_Exercise description_
Will you quote all of the entries, word for word?

_Dataset extract_
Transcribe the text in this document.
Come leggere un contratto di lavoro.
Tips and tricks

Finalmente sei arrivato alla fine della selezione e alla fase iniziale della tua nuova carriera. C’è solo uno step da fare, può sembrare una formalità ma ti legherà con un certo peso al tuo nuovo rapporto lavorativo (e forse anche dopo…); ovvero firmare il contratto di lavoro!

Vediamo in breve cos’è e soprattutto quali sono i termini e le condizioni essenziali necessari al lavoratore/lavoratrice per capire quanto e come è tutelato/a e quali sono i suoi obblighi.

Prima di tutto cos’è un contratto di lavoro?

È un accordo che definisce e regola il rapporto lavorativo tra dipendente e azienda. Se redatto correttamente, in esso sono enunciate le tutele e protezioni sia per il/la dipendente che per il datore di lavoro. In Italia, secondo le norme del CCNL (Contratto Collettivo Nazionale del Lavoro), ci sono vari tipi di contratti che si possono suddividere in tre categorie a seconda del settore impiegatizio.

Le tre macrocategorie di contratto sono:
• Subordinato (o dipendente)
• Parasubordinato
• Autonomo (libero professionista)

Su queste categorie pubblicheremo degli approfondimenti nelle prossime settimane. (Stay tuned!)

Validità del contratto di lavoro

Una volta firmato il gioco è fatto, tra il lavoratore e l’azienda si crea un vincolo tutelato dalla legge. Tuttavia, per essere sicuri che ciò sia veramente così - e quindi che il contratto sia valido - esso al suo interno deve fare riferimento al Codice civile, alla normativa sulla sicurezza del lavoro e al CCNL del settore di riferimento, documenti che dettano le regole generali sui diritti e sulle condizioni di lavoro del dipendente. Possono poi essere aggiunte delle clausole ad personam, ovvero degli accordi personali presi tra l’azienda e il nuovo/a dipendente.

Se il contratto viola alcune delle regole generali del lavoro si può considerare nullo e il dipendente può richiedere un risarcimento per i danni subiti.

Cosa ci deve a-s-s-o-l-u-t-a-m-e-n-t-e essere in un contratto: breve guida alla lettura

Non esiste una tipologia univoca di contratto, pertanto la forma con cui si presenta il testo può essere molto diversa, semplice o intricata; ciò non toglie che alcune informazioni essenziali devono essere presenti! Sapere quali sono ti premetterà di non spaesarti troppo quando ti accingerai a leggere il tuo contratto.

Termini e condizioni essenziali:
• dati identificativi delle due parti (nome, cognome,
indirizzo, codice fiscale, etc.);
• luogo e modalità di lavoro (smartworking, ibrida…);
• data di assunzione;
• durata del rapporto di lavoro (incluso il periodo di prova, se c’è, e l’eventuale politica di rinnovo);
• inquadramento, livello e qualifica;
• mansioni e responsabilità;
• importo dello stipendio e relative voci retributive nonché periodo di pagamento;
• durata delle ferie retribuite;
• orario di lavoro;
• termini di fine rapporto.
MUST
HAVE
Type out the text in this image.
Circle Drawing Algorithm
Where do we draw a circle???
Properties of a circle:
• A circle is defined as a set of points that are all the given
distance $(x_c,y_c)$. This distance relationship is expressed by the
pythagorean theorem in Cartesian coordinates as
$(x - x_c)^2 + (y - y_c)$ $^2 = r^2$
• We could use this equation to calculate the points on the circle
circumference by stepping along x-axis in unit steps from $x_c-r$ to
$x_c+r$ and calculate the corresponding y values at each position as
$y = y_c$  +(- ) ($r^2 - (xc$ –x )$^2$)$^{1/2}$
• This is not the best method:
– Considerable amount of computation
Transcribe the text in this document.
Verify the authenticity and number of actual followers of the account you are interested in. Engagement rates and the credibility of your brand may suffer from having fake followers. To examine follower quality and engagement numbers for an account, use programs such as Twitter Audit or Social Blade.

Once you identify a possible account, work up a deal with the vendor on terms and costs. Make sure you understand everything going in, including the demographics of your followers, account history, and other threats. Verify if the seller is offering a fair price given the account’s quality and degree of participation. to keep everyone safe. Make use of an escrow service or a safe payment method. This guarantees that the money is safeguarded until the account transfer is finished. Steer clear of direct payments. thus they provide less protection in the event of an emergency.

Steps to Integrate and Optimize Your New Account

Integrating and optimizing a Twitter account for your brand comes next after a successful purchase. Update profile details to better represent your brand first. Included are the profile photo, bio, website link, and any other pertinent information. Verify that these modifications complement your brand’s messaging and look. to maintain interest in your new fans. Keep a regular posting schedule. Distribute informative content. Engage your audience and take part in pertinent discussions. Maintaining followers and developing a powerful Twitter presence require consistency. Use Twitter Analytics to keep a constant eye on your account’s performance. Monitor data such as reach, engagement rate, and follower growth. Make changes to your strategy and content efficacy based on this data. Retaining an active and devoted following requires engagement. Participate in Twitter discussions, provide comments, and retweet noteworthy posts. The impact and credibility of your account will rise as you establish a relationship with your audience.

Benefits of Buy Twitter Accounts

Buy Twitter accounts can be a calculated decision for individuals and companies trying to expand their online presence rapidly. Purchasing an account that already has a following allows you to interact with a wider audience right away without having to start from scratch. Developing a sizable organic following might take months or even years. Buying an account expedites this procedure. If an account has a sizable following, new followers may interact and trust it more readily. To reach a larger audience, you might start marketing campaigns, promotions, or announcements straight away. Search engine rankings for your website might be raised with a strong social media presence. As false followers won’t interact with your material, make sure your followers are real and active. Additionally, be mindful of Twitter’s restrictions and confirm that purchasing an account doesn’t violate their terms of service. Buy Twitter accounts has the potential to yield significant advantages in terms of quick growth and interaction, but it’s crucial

_Reply to the task_
Transcribe the text in this document.
Come leggere un contratto di lavoro.
Tips and tricks

Finalmente sei arrivato alla fine della selezione e alla fase iniziale della tua nuova carriera. C’è solo uno step da fare, può sembrare una formalità ma ti legherà con un certo peso al tuo nuovo rapporto lavorativo (e forse anche dopo…); ovvero firmare il contratto di lavoro!

Vediamo in breve cos’è e soprattutto quali sono i termini e le condizioni essenziali necessari al lavoratore/lavoratrice per capire quanto e come è tutelato/a e quali sono i suoi obblighi.

Prima di tutto cos’è un contratto di lavoro?

È un accordo che definisce e regola il rapporto lavorativo tra dipendente e azienda. Se redatto correttamente, in esso sono enunciate le tutele e protezioni sia per il/la dipendente che per il datore di lavoro. In Italia, secondo le norme del CCNL (Contratto Collettivo Nazionale del Lavoro), ci sono vari tipi di contratti che si possono suddividere in tre categorie a seconda del settore impiegatizio.

Le tre macrocategorie di contratto sono:
• Subordinato (o dipendente)
• Parasubordinato
• Autonomo (libero professionista)

Su queste categorie pubblicheremo degli approfondimenti nelle prossime settimane. (Stay tuned!)

Validità del contratto di lavoro

Una volta firmato il gioco è fatto, tra il lavoratore e l’azienda si crea un vincolo tutelato dalla legge. Tuttavia, per essere sicuri che ciò sia veramente così - e quindi che il contratto sia valido - esso al suo interno deve fare riferimento al Codice civile, alla normativa sulla sicurezza del lavoro e al CCNL del settore di riferimento, documenti che dettano le regole generali sui diritti e sulle condizioni di lavoro del dipendente. Possono poi essere aggiunte delle clausole ad personam, ovvero degli accordi personali presi tra l’azienda e il nuovo/a dipendente.

Se il contratto viola alcune delle regole generali del lavoro si può considerare nullo e il dipendente può richiedere un risarcimento per i danni subiti.

Cosa ci deve a-s-s-o-l-u-t-a-m-e-n-t-e essere in un contratto: breve guida alla lettura

Non esiste una tipologia univoca di contratto, pertanto la forma con cui si presenta il testo può essere molto diversa, semplice o intricata; ciò non toglie che alcune informazioni essenziali devono essere presenti! Sapere quali sono ti premetterà di non spaesarti troppo quando ti accingerai a leggere il tuo contratto.

Termini e condizioni essenziali:
• dati identificativi delle due parti (nome, cognome,
indirizzo, codice fiscale, etc.);
• luogo e modalità di lavoro (smartworking, ibrida…);
• data di assunzione;
• durata del rapporto di lavoro (incluso il periodo di prova, se c’è, e l’eventuale politica di rinnovo);
• inquadramento, livello e qualifica;
• mansioni e responsabilità;
• importo dello stipendio e relative voci retributive nonché periodo di pagamento;
• durata delle ferie retribuite;
• orario di lavoro;
• termini di fine rapporto.
MUST
HAVE
Type out the text in this image.
Circle Drawing Algorithm
Where do we draw a circle???
Properties of a circle:
• A circle is defined as a set of points that are all the given
distance $(x_c,y_c)$. This distance relationship is expressed by the
pythagorean theorem in Cartesian coordinates as
$(x - x_c)^2 + (y - y_c)$ $^2 = r^2$
• We could use this equation to calculate the points on the circle
circumference by stepping along x-axis in unit steps from $x_c-r$ to
$x_c+r$ and calculate the corresponding y values at each position as
$y = y_c$  +(- ) ($r^2 - (xc$ –x )$^2$)$^{1/2}$
• This is not the best method:
– Considerable amount of computation
Transcribe the text in this document.
Verify the authenticity and number of actual followers of the account you are interested in. Engagement rates and the credibility of your brand may suffer from having fake followers. To examine follower quality and engagement numbers for an account, use programs such as Twitter Audit or Social Blade.

Once you identify a possible account, work up a deal with the vendor on terms and costs. Make sure you understand everything going in, including the demographics of your followers, account history, and other threats. Verify if the seller is offering a fair price given the account’s quality and degree of participation. to keep everyone safe. Make use of an escrow service or a safe payment method. This guarantees that the money is safeguarded until the account transfer is finished. Steer clear of direct payments. thus they provide less protection in the event of an emergency.

Steps to Integrate and Optimize Your New Account

Integrating and optimizing a Twitter account for your brand comes next after a successful purchase. Update profile details to better represent your brand first. Included are the profile photo, bio, website link, and any other pertinent information. Verify that these modifications complement your brand’s messaging and look. to maintain interest in your new fans. Keep a regular posting schedule. Distribute informative content. Engage your audience and take part in pertinent discussions. Maintaining followers and developing a powerful Twitter presence require consistency. Use Twitter Analytics to keep a constant eye on your account’s performance. Monitor data such as reach, engagement rate, and follower growth. Make changes to your strategy and content efficacy based on this data. Retaining an active and devoted following requires engagement. Participate in Twitter discussions, provide comments, and retweet noteworthy posts. The impact and credibility of your account will rise as you establish a relationship with your audience.

Benefits of Buy Twitter Accounts

Buy Twitter accounts can be a calculated decision for individuals and companies trying to expand their online presence rapidly. Purchasing an account that already has a following allows you to interact with a wider audience right away without having to start from scratch. Developing a sizable organic following might take months or even years. Buying an account expedites this procedure. If an account has a sizable following, new followers may interact and trust it more readily. To reach a larger audience, you might start marketing campaigns, promotions, or announcements straight away. Search engine rankings for your website might be raised with a strong social media presence. As false followers won’t interact with your material, make sure your followers are real and active. Additionally, be mindful of Twitter’s restrictions and confirm that purchasing an account doesn’t violate their terms of service. Buy Twitter accounts has the potential to yield significant advantages in terms of quick growth and interaction, but it’s crucial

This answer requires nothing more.